Data entries
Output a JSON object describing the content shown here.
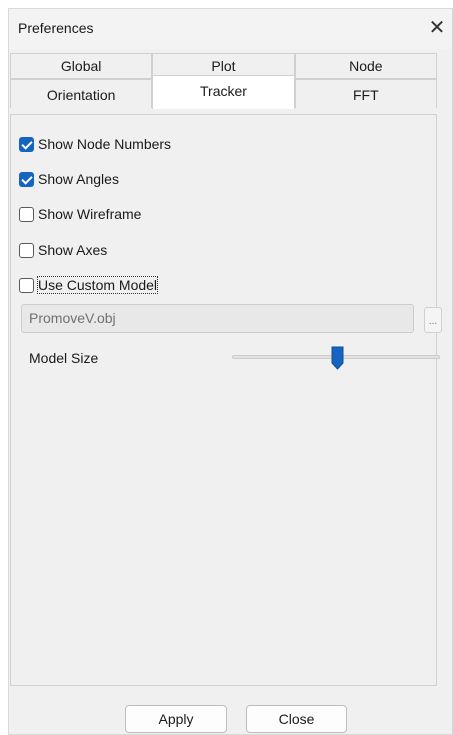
{
  "window": {
    "title": "Preferences",
    "close_glyph": "✕"
  },
  "tabs": {
    "back_row": [
      {
        "label": "Global"
      },
      {
        "label": "Plot"
      },
      {
        "label": "Node"
      }
    ],
    "front_row": [
      {
        "label": "Orientation"
      },
      {
        "label": "Tracker",
        "active": true
      },
      {
        "label": "FFT"
      }
    ]
  },
  "tracker": {
    "options": [
      {
        "label": "Show Node Numbers",
        "checked": true
      },
      {
        "label": "Show Angles",
        "checked": true
      },
      {
        "label": "Show Wireframe",
        "checked": false
      },
      {
        "label": "Show Axes",
        "checked": false
      },
      {
        "label": "Use Custom Model",
        "checked": false
      }
    ],
    "model_file": {
      "value": "PromoveV.obj",
      "browse_label": "..."
    },
    "model_size": {
      "label": "Model Size",
      "level": 0.5
    }
  },
  "buttons": {
    "apply": "Apply",
    "close": "Close"
  },
  "colors": {
    "accent": "#1565c0"
  }
}
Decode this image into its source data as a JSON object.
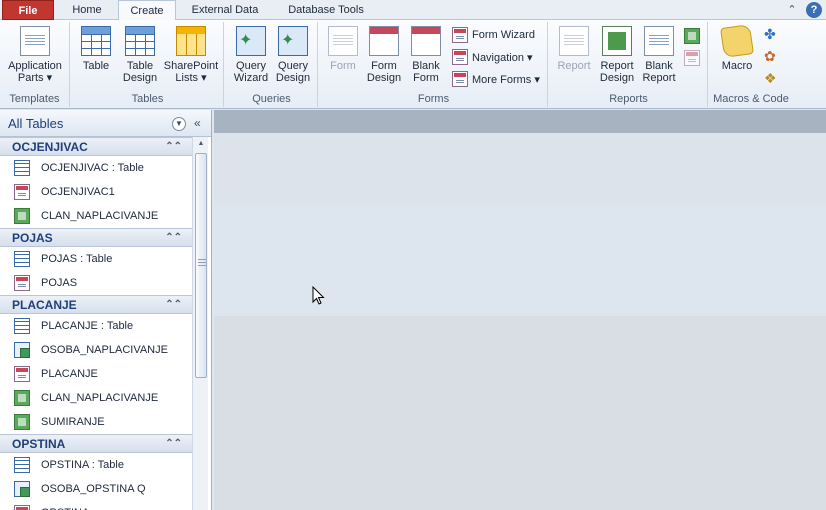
{
  "tabs": {
    "file": "File",
    "home": "Home",
    "create": "Create",
    "external_data": "External Data",
    "database_tools": "Database Tools"
  },
  "ribbon": {
    "templates": {
      "label": "Templates",
      "application_parts": "Application Parts ▾"
    },
    "tables": {
      "label": "Tables",
      "table": "Table",
      "table_design": "Table Design",
      "sharepoint_lists": "SharePoint Lists ▾"
    },
    "queries": {
      "label": "Queries",
      "query_wizard": "Query Wizard",
      "query_design": "Query Design"
    },
    "forms": {
      "label": "Forms",
      "form": "Form",
      "form_design": "Form Design",
      "blank_form": "Blank Form",
      "form_wizard": "Form Wizard",
      "navigation": "Navigation ▾",
      "more_forms": "More Forms ▾"
    },
    "reports": {
      "label": "Reports",
      "report": "Report",
      "report_design": "Report Design",
      "blank_report": "Blank Report"
    },
    "macros": {
      "label": "Macros & Code",
      "macro": "Macro"
    }
  },
  "nav": {
    "title": "All Tables",
    "groups": [
      {
        "name": "OCJENJIVAC",
        "items": [
          {
            "label": "OCJENJIVAC : Table",
            "icon": "table-icon"
          },
          {
            "label": "OCJENJIVAC1",
            "icon": "form-icon"
          },
          {
            "label": "CLAN_NAPLACIVANJE",
            "icon": "report-icon"
          }
        ]
      },
      {
        "name": "POJAS",
        "items": [
          {
            "label": "POJAS : Table",
            "icon": "table-icon"
          },
          {
            "label": "POJAS",
            "icon": "form-icon"
          }
        ]
      },
      {
        "name": "PLACANJE",
        "items": [
          {
            "label": "PLACANJE : Table",
            "icon": "table-icon"
          },
          {
            "label": "OSOBA_NAPLACIVANJE",
            "icon": "query-icon"
          },
          {
            "label": "PLACANJE",
            "icon": "form-icon"
          },
          {
            "label": "CLAN_NAPLACIVANJE",
            "icon": "report-icon"
          },
          {
            "label": "SUMIRANJE",
            "icon": "report-icon"
          }
        ]
      },
      {
        "name": "OPSTINA",
        "items": [
          {
            "label": "OPSTINA : Table",
            "icon": "table-icon"
          },
          {
            "label": "OSOBA_OPSTINA Q",
            "icon": "query-icon"
          },
          {
            "label": "OPSTINA",
            "icon": "form-icon"
          }
        ]
      }
    ]
  }
}
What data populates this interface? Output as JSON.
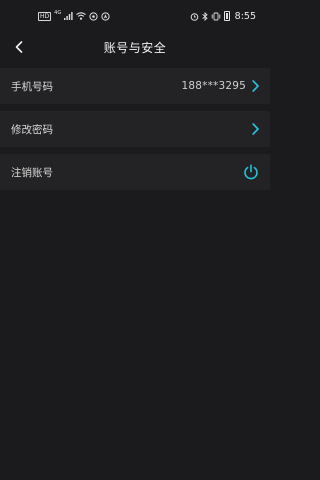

WRITTEN INSTRUCTION ▸ Keep only the lines that hold the string "title", and copy them out.

SOLVED EXERCISE ▸
    "title": "Preferences",
    "title": "All Tables",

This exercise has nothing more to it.